* [Text excerpt]:
3
3
Table of Contents

Our data pipelines used to run on Jenkins, a tool we originally chose for CI/CD automation in DevOps. While Jenkins excels at software builds and deployments, it was never designed for dynamic, fault-tolerant, and large-scale data workflows. As our data volume and tenant base grew, limitations started to surface.

Challenges we faced

  • Static Workflow Management: Jenkins supports static pipelines, but adding or changing workflows requires manual scripting, slowing down iteration and increasing the risk of errors.
  • Lack of Fault Tolerance: Failures often require manual recovery, causing downtime and risking data consistency.
  • Scalability Issues: Scaling to large datasets and complex workflows creates performance bottlenecks.
  • Limited Monitoring: Native Jenkins lacks real-time monitoring and alerting for data workflows, making issue resolution reactive.
  • Centralized Control: Teams depend on Jenkins admins to update workflows, reducing agility and slowing innovation.

Why We Needed a New Approach

We identified the need for a modern orchestration system designed to:

  • Dynamically create workflows (DAGs).
  • Recover gracefully from failures.
  • Scale with data and tenants.
  • Provide real-time observability.
  • Empower teams to self-serve, without bottlenecking on central admins.

Our Solution Strategy

We identified Apache Airflow as the right fit for orchestration and built a custom orchestration framework on top of it, guided by principles of modularity, reuse, and user-friendliness. Instead of fully replacing Jenkins, we positioned both tools where they deliver the most value:

  • Jenkins → continues managing CI/CD workflows.
  • Apache Airflow → orchestrates scheduling, retries, and monitoring.
  • AWS Fargate → runs resource-heavy tasks in isolated, serverless containers.
  • MongoDB → stores pipeline metadata with version history for rollback.
  • Jinja → powers SQL templating to embed runtime logic and reduce duplication.
  • React + Spring Boot → provides a UI for visual, self-service pipeline creation.
     

    Flowchart

How the New System Works

Our new orchestration platform is designed to balance user-friendliness for pipeline creators with robust orchestration under the hood. Here’s how it works end-to-end:

1. User Interface for Pipelines

  • Users interact with a simple UI to create Concrete Tasks, View Tasks, Parameter Templates, and Pipelines.
  • Each component is stored in MongoDB, ensuring persistence and version control.
  • Reusable tasks and parameter templates make building pipelines fast and consistent.
  • Every pipeline version is tracked, enabling rollbacks to previous configurations when needed.

* [Parts of the exercise]:
(a) Could you print the lines of the records from the one containing "panel-3: -0.60 -0.30" through the one containing "y-tick-label: -0.04 — [97, 372, 170, 408]", both included, without changing anything?
(b) Can you carry on the write-up about moving data pipelines from Jenkins to Apache Airflow from the point where it stops?

* [Data provided]:
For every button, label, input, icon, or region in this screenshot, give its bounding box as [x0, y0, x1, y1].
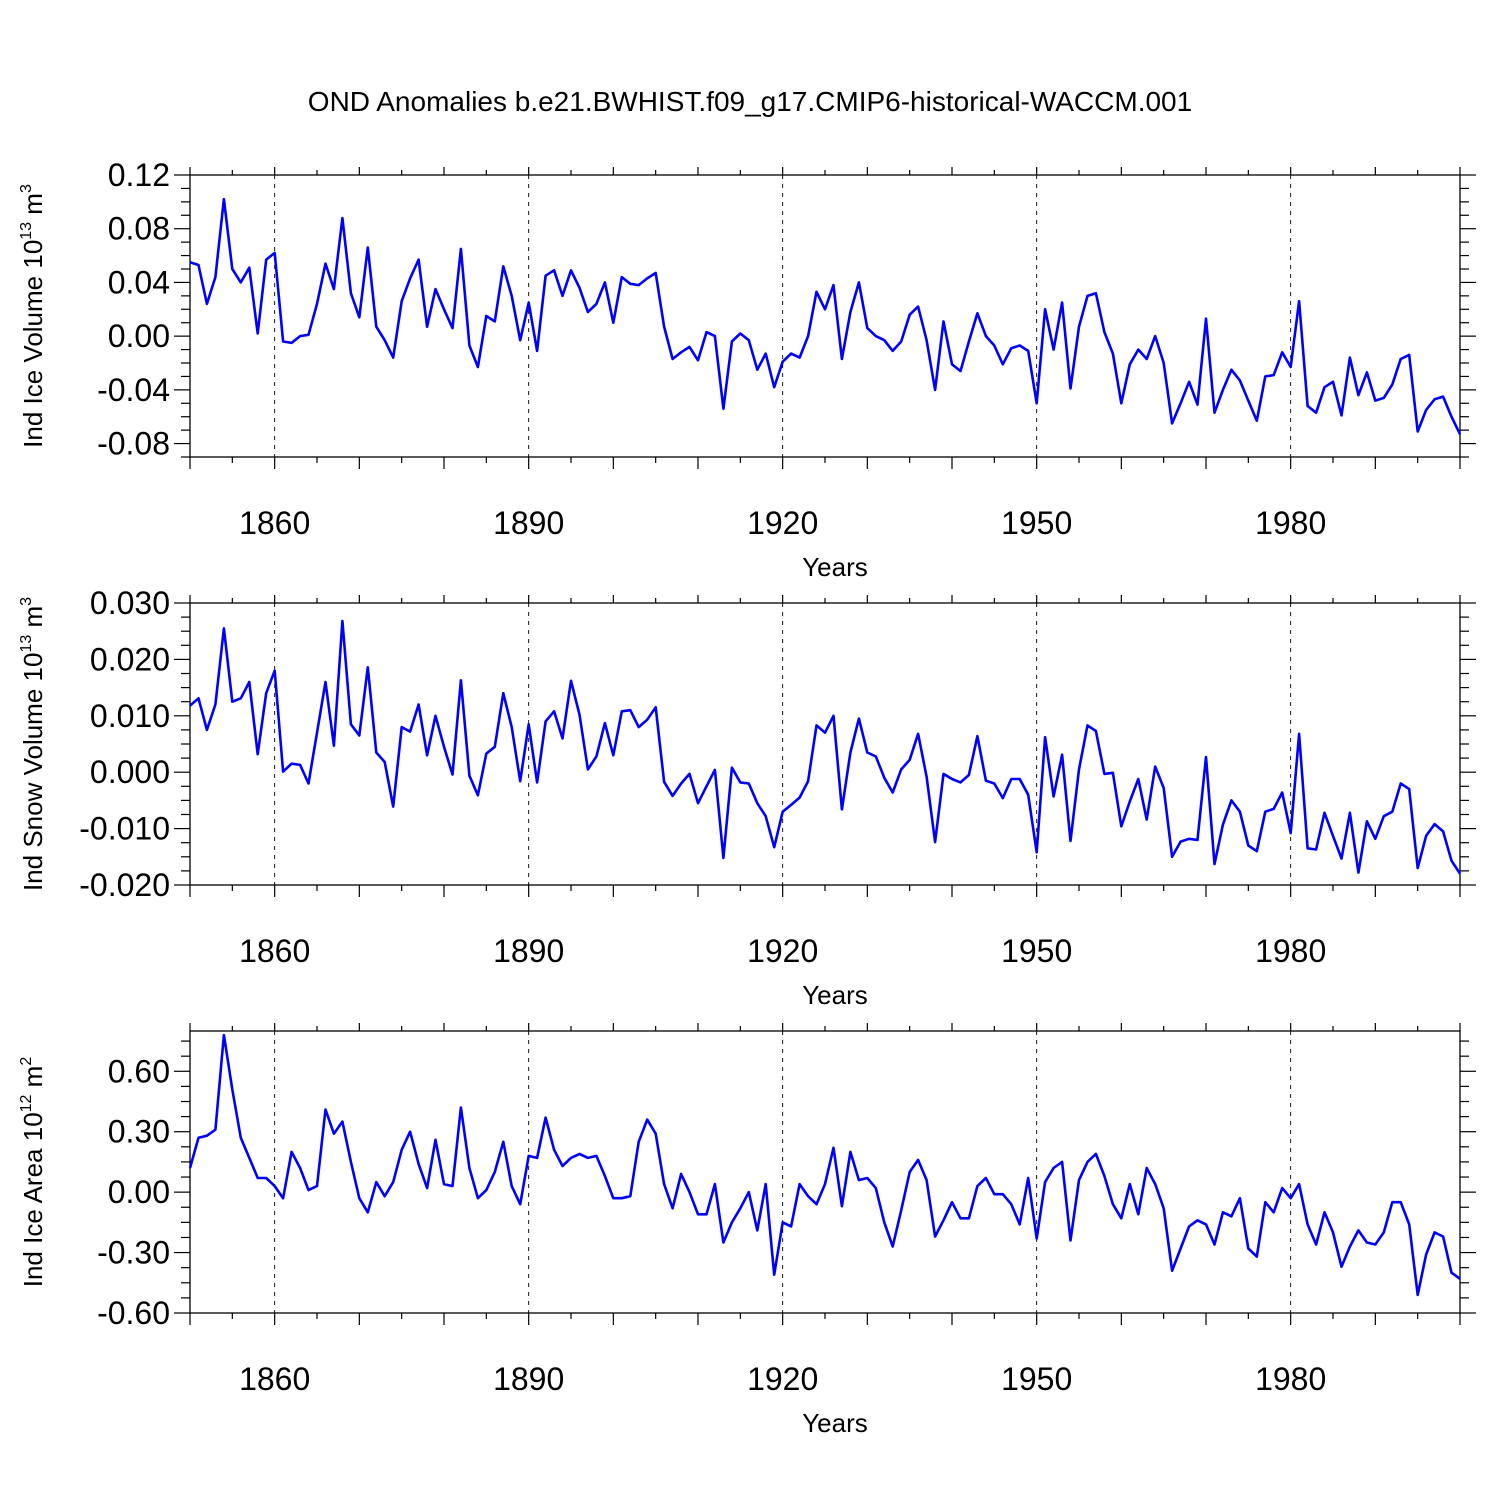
panel-3: -0.60 -0.30 0.00 0.30 0.60 1860 1890 1920 1950 19… — [18, 1023, 1476, 1438]
y-tick-label: 0.000 — [90, 754, 170, 790]
x-tick-label: 1950 — [1001, 933, 1072, 969]
x-tick-label: 1980 — [1255, 1361, 1326, 1397]
x-tick-label: 1860 — [239, 1361, 310, 1397]
y-tick-label: 0.08 — [108, 211, 170, 247]
x-tick-label: 1950 — [1001, 1361, 1072, 1397]
y-tick-label: -0.04 — [97, 372, 170, 408]
x-tick-label: 1980 — [1255, 933, 1326, 969]
x-tick-label: 1890 — [493, 1361, 564, 1397]
data-series-line — [188, 1033, 1461, 1297]
y-tick-label: 0.12 — [108, 157, 170, 193]
y-tick-label: -0.010 — [79, 811, 170, 847]
y-axis-label: Ind Snow Volume 1013 m3 — [18, 597, 48, 891]
y-tick-label: -0.30 — [97, 1235, 170, 1271]
x-tick-label: 1920 — [747, 933, 818, 969]
figure-title: OND Anomalies b.e21.BWHIST.f09_g17.CMIP6… — [308, 86, 1192, 117]
x-tick-label: 1890 — [493, 505, 564, 541]
y-tick-label: -0.08 — [97, 426, 170, 462]
panels: -0.08 -0.04 0.00 0.04 0.08 0.12 1860 1890 1920 19… — [18, 157, 1476, 1438]
y-tick-label: 0.00 — [108, 318, 170, 354]
y-tick-label: 0.010 — [90, 698, 170, 734]
panel-2: -0.020 -0.010 0.000 0.010 0.020 0.030 1860 1890… — [18, 585, 1476, 1010]
y-tick-label: -0.60 — [97, 1295, 170, 1331]
y-tick-label: 0.020 — [90, 641, 170, 677]
x-axis-label: Years — [802, 1408, 868, 1438]
x-tick-label: 1860 — [239, 505, 310, 541]
y-axis-label: Ind Ice Area 1012 m2 — [18, 1057, 48, 1288]
y-tick-label: 0.04 — [108, 264, 170, 300]
data-series-line — [189, 197, 1462, 435]
plot-frame — [189, 174, 1461, 458]
x-axis-label: Years — [802, 552, 868, 582]
x-tick-label: 1860 — [239, 933, 310, 969]
x-tick-label: 1920 — [747, 505, 818, 541]
plot-frame — [189, 1030, 1461, 1314]
x-tick-label: 1950 — [1001, 505, 1072, 541]
y-tick-label: 0.00 — [108, 1174, 170, 1210]
y-axis-label: Ind Ice Volume 1013 m3 — [18, 184, 48, 448]
y-tick-label: 0.030 — [90, 585, 170, 621]
y-tick-label: 0.60 — [108, 1053, 170, 1089]
panel-1: -0.08 -0.04 0.00 0.04 0.08 0.12 1860 1890 1920 19… — [18, 157, 1476, 582]
data-series-line — [189, 619, 1462, 875]
x-tick-label: 1890 — [493, 933, 564, 969]
x-tick-label: 1920 — [747, 1361, 818, 1397]
x-tick-label: 1980 — [1255, 505, 1326, 541]
x-axis-label: Years — [802, 980, 868, 1010]
y-tick-label: -0.020 — [79, 867, 170, 903]
y-tick-label: 0.30 — [108, 1114, 170, 1150]
plot-frame — [189, 602, 1461, 886]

* [Responses per task]:
(a)
panel-3: -0.60 -0.30 0.00 0.30 0.60 1860 1890 1920 1950 19… — [18, 1023, 1476, 1438]
y-tick-label: 0.000 — [90, 754, 170, 790]
x-tick-label: 1950 — [1001, 933, 1072, 969]
x-tick-label: 1980 — [1255, 1361, 1326, 1397]
x-tick-label: 1860 — [239, 1361, 310, 1397]
y-tick-label: 0.08 — [108, 211, 170, 247]
x-tick-label: 1950 — [1001, 1361, 1072, 1397]
y-tick-label: -0.04 — [97, 372, 170, 408]

(b)
2. Integration with Apache Airflow

  • Once pipelines are defined in MongoDB, configurations are synchronized with Apache Airflow.
  • Airflow orchestrates execution: handling dependencies, scheduling, retries, and tracking.
  • To support this dynamic execution, we developed three internal systems (distributed as wheel packages) integrated into the Airflow runtime:

a) Sync Engine → pulls pipeline/task definitions from MongoDB into Airflow.

b) Concrete Task Executor → executes Python-based tasks with appropriate parameters.

c) Dynamic View Engine → renders SQL-based tasks at runtime using Jinja templates.

3. Task Execution with AWS Fargate

  • For resource-intensive or long-running tasks, Airflow delegates execution to AWS Fargate.
  • Tasks run in serverless, isolated containers, ensuring scalability and preventing Airflow workers from being overloaded.

4. Security, Reliability & Maintainability

  • Retries & Fault Tolerance: Failed tasks automatically retry, reducing manual intervention.
  • RBAC: Role-Based Access Control enforces secure and permissioned access. In AWS, RBAC can be enforced with AWS IAM.
  • Observability: Airflow’s monitoring, logging, and alerting give teams real-time visibility into pipeline health and execution.
    MongoDB Configuration Storage Flowchart

Impact & Results

  • 30% Faster Development – Reusable templates reduced onboarding time and sped up pipeline creation.
  • <5% Manual Intervention – Automatic retries improved fault tolerance and reduced recovery overhead.
  • Elastic Execution – AWS Fargate enabled scalable, multi-tenant task processing.
  • Improved ObservabilityReal-time monitoring and alerts enhanced reliability.
  • Team Autonomy – Self-service pipeline creation reduced central dependencies.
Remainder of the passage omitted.